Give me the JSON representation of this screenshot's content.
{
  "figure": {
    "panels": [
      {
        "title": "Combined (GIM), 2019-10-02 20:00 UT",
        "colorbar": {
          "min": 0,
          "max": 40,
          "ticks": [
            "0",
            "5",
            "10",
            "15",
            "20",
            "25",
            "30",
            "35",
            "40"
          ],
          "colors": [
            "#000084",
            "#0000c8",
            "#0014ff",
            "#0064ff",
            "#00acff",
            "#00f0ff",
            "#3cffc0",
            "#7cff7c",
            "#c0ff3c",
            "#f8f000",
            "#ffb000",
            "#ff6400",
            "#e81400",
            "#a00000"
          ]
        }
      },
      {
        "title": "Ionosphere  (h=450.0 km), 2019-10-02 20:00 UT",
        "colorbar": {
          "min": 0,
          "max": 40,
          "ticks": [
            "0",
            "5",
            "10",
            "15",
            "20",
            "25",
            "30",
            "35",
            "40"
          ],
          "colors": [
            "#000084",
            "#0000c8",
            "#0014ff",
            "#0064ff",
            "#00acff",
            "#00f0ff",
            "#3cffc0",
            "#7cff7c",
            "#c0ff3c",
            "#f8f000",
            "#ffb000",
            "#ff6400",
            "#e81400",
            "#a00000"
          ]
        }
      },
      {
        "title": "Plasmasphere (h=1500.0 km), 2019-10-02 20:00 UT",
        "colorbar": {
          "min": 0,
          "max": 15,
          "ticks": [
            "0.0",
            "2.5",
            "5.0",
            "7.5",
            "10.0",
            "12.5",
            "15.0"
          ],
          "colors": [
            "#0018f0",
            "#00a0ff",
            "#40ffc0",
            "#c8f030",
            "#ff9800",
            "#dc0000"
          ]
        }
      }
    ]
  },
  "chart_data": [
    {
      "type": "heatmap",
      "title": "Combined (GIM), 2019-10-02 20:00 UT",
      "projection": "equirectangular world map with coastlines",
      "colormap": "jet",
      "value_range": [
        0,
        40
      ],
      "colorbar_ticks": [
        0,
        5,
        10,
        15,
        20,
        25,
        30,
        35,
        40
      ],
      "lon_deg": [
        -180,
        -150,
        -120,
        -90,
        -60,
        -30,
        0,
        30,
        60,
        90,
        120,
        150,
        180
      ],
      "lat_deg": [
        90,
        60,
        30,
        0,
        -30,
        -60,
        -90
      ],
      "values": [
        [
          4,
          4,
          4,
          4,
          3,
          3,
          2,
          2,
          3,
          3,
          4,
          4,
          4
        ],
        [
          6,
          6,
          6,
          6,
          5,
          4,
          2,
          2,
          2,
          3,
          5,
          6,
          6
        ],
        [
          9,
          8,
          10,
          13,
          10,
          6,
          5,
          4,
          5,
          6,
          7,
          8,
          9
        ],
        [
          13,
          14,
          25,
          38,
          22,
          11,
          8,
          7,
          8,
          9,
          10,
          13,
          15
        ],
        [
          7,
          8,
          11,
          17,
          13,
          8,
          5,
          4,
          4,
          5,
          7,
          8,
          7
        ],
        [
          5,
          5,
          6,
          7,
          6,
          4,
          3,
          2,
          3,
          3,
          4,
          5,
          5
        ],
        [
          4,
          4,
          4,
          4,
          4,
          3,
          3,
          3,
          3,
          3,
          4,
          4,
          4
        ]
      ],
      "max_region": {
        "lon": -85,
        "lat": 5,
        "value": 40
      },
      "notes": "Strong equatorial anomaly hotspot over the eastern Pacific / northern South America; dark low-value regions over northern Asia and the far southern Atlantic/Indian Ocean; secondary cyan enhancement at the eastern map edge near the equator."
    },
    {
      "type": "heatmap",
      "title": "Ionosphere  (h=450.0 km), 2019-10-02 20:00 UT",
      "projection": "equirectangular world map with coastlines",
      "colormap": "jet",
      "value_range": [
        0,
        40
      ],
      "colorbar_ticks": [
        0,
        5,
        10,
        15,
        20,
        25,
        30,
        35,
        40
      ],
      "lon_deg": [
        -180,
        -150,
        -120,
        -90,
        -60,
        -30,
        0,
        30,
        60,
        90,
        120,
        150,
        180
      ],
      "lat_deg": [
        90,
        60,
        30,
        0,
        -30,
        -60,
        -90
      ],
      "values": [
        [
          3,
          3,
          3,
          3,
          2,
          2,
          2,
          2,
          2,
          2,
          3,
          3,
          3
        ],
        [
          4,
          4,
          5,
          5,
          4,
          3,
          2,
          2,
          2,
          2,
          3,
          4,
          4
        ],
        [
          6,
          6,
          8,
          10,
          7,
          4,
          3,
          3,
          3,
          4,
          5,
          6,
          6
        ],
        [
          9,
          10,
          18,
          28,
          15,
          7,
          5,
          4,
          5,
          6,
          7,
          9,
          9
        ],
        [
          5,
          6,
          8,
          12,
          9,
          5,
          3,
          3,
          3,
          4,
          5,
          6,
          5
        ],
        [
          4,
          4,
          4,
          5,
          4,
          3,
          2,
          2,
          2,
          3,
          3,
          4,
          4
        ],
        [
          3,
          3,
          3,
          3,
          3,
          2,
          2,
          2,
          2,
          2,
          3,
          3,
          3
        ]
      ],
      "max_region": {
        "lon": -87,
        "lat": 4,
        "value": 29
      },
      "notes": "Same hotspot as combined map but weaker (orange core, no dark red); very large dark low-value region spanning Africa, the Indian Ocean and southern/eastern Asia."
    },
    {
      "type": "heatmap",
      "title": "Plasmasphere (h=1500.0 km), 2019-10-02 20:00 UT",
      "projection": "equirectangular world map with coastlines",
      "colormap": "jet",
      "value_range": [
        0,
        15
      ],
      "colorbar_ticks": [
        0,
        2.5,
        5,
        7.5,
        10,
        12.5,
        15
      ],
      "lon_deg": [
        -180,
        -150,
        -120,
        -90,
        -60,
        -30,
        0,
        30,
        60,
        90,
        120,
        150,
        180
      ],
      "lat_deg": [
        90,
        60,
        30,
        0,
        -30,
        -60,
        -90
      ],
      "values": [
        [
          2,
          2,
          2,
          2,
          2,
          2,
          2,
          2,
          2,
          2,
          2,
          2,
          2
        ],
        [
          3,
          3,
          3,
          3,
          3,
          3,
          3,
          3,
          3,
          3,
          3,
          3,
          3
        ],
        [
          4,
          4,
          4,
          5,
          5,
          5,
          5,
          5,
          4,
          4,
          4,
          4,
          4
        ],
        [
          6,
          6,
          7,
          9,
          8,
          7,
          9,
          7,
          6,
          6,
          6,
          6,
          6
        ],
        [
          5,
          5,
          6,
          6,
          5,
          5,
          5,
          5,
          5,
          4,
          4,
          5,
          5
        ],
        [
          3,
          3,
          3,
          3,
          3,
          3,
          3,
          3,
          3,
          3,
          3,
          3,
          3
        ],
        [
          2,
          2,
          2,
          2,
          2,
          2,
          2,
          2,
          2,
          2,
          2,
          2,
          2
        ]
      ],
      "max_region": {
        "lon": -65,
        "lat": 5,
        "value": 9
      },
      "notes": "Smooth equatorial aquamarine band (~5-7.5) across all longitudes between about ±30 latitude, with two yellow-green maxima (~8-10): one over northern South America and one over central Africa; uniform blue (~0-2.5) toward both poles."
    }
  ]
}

___

## INSTRUCTIONS FOR THE TASK:
Copy every record above exactly as it appears.

## REPLY TO THE TASK:
Give me the JSON representation of this screenshot's content.
{
  "figure": {
    "panels": [
      {
        "title": "Combined (GIM), 2019-10-02 20:00 UT",
        "colorbar": {
          "min": 0,
          "max": 40,
          "ticks": [
            "0",
            "5",
            "10",
            "15",
            "20",
            "25",
            "30",
            "35",
            "40"
          ],
          "colors": [
            "#000084",
            "#0000c8",
            "#0014ff",
            "#0064ff",
            "#00acff",
            "#00f0ff",
            "#3cffc0",
            "#7cff7c",
            "#c0ff3c",
            "#f8f000",
            "#ffb000",
            "#ff6400",
            "#e81400",
            "#a00000"
          ]
        }
      },
      {
        "title": "Ionosphere  (h=450.0 km), 2019-10-02 20:00 UT",
        "colorbar": {
          "min": 0,
          "max": 40,
          "ticks": [
            "0",
            "5",
            "10",
            "15",
            "20",
            "25",
            "30",
            "35",
            "40"
          ],
          "colors": [
            "#000084",
            "#0000c8",
            "#0014ff",
            "#0064ff",
            "#00acff",
            "#00f0ff",
            "#3cffc0",
            "#7cff7c",
            "#c0ff3c",
            "#f8f000",
            "#ffb000",
            "#ff6400",
            "#e81400",
            "#a00000"
          ]
        }
      },
      {
        "title": "Plasmasphere (h=1500.0 km), 2019-10-02 20:00 UT",
        "colorbar": {
          "min": 0,
          "max": 15,
          "ticks": [
            "0.0",
            "2.5",
            "5.0",
            "7.5",
            "10.0",
            "12.5",
            "15.0"
          ],
          "colors": [
            "#0018f0",
            "#00a0ff",
            "#40ffc0",
            "#c8f030",
            "#ff9800",
            "#dc0000"
          ]
        }
      }
    ]
  },
  "chart_data": [
    {
      "type": "heatmap",
      "title": "Combined (GIM), 2019-10-02 20:00 UT",
      "projection": "equirectangular world map with coastlines",
      "colormap": "jet",
      "value_range": [
        0,
        40
      ],
      "colorbar_ticks": [
        0,
        5,
        10,
        15,
        20,
        25,
        30,
        35,
        40
      ],
      "lon_deg": [
        -180,
        -150,
        -120,
        -90,
        -60,
        -30,
        0,
        30,
        60,
        90,
        120,
        150,
        180
      ],
      "lat_deg": [
        90,
        60,
        30,
        0,
        -30,
        -60,
        -90
      ],
      "values": [
        [
          4,
          4,
          4,
          4,
          3,
          3,
          2,
          2,
          3,
          3,
          4,
          4,
          4
        ],
        [
          6,
          6,
          6,
          6,
          5,
          4,
          2,
          2,
          2,
          3,
          5,
          6,
          6
        ],
        [
          9,
          8,
          10,
          13,
          10,
          6,
          5,
          4,
          5,
          6,
          7,
          8,
          9
        ],
        [
          13,
          14,
          25,
          38,
          22,
          11,
          8,
          7,
          8,
          9,
          10,
          13,
          15
        ],
        [
          7,
          8,
          11,
          17,
          13,
          8,
          5,
          4,
          4,
          5,
          7,
          8,
          7
        ],
        [
          5,
          5,
          6,
          7,
          6,
          4,
          3,
          2,
          3,
          3,
          4,
          5,
          5
        ],
        [
          4,
          4,
          4,
          4,
          4,
          3,
          3,
          3,
          3,
          3,
          4,
          4,
          4
        ]
      ],
      "max_region": {
        "lon": -85,
        "lat": 5,
        "value": 40
      },
      "notes": "Strong equatorial anomaly hotspot over the eastern Pacific / northern South America; dark low-value regions over northern Asia and the far southern Atlantic/Indian Ocean; secondary cyan enhancement at the eastern map edge near the equator."
    },
    {
      "type": "heatmap",
      "title": "Ionosphere  (h=450.0 km), 2019-10-02 20:00 UT",
      "projection": "equirectangular world map with coastlines",
      "colormap": "jet",
      "value_range": [
        0,
        40
      ],
      "colorbar_ticks": [
        0,
        5,
        10,
        15,
        20,
        25,
        30,
        35,
        40
      ],
      "lon_deg": [
        -180,
        -150,
        -120,
        -90,
        -60,
        -30,
        0,
        30,
        60,
        90,
        120,
        150,
        180
      ],
      "lat_deg": [
        90,
        60,
        30,
        0,
        -30,
        -60,
        -90
      ],
      "values": [
        [
          3,
          3,
          3,
          3,
          2,
          2,
          2,
          2,
          2,
          2,
          3,
          3,
          3
        ],
        [
          4,
          4,
          5,
          5,
          4,
          3,
          2,
          2,
          2,
          2,
          3,
          4,
          4
        ],
        [
          6,
          6,
          8,
          10,
          7,
          4,
          3,
          3,
          3,
          4,
          5,
          6,
          6
        ],
        [
          9,
          10,
          18,
          28,
          15,
          7,
          5,
          4,
          5,
          6,
          7,
          9,
          9
        ],
        [
          5,
          6,
          8,
          12,
          9,
          5,
          3,
          3,
          3,
          4,
          5,
          6,
          5
        ],
        [
          4,
          4,
          4,
          5,
          4,
          3,
          2,
          2,
          2,
          3,
          3,
          4,
          4
        ],
        [
          3,
          3,
          3,
          3,
          3,
          2,
          2,
          2,
          2,
          2,
          3,
          3,
          3
        ]
      ],
      "max_region": {
        "lon": -87,
        "lat": 4,
        "value": 29
      },
      "notes": "Same hotspot as combined map but weaker (orange core, no dark red); very large dark low-value region spanning Africa, the Indian Ocean and southern/eastern Asia."
    },
    {
      "type": "heatmap",
      "title": "Plasmasphere (h=1500.0 km), 2019-10-02 20:00 UT",
      "projection": "equirectangular world map with coastlines",
      "colormap": "jet",
      "value_range": [
        0,
        15
      ],
      "colorbar_ticks": [
        0,
        2.5,
        5,
        7.5,
        10,
        12.5,
        15
      ],
      "lon_deg": [
        -180,
        -150,
        -120,
        -90,
        -60,
        -30,
        0,
        30,
        60,
        90,
        120,
        150,
        180
      ],
      "lat_deg": [
        90,
        60,
        30,
        0,
        -30,
        -60,
        -90
      ],
      "values": [
        [
          2,
          2,
          2,
          2,
          2,
          2,
          2,
          2,
          2,
          2,
          2,
          2,
          2
        ],
        [
          3,
          3,
          3,
          3,
          3,
          3,
          3,
          3,
          3,
          3,
          3,
          3,
          3
        ],
        [
          4,
          4,
          4,
          5,
          5,
          5,
          5,
          5,
          4,
          4,
          4,
          4,
          4
        ],
        [
          6,
          6,
          7,
          9,
          8,
          7,
          9,
          7,
          6,
          6,
          6,
          6,
          6
        ],
        [
          5,
          5,
          6,
          6,
          5,
          5,
          5,
          5,
          5,
          4,
          4,
          5,
          5
        ],
        [
          3,
          3,
          3,
          3,
          3,
          3,
          3,
          3,
          3,
          3,
          3,
          3,
          3
        ],
        [
          2,
          2,
          2,
          2,
          2,
          2,
          2,
          2,
          2,
          2,
          2,
          2,
          2
        ]
      ],
      "max_region": {
        "lon": -65,
        "lat": 5,
        "value": 9
      },
      "notes": "Smooth equatorial aquamarine band (~5-7.5) across all longitudes between about ±30 latitude, with two yellow-green maxima (~8-10): one over northern South America and one over central Africa; uniform blue (~0-2.5) toward both poles."
    }
  ]
}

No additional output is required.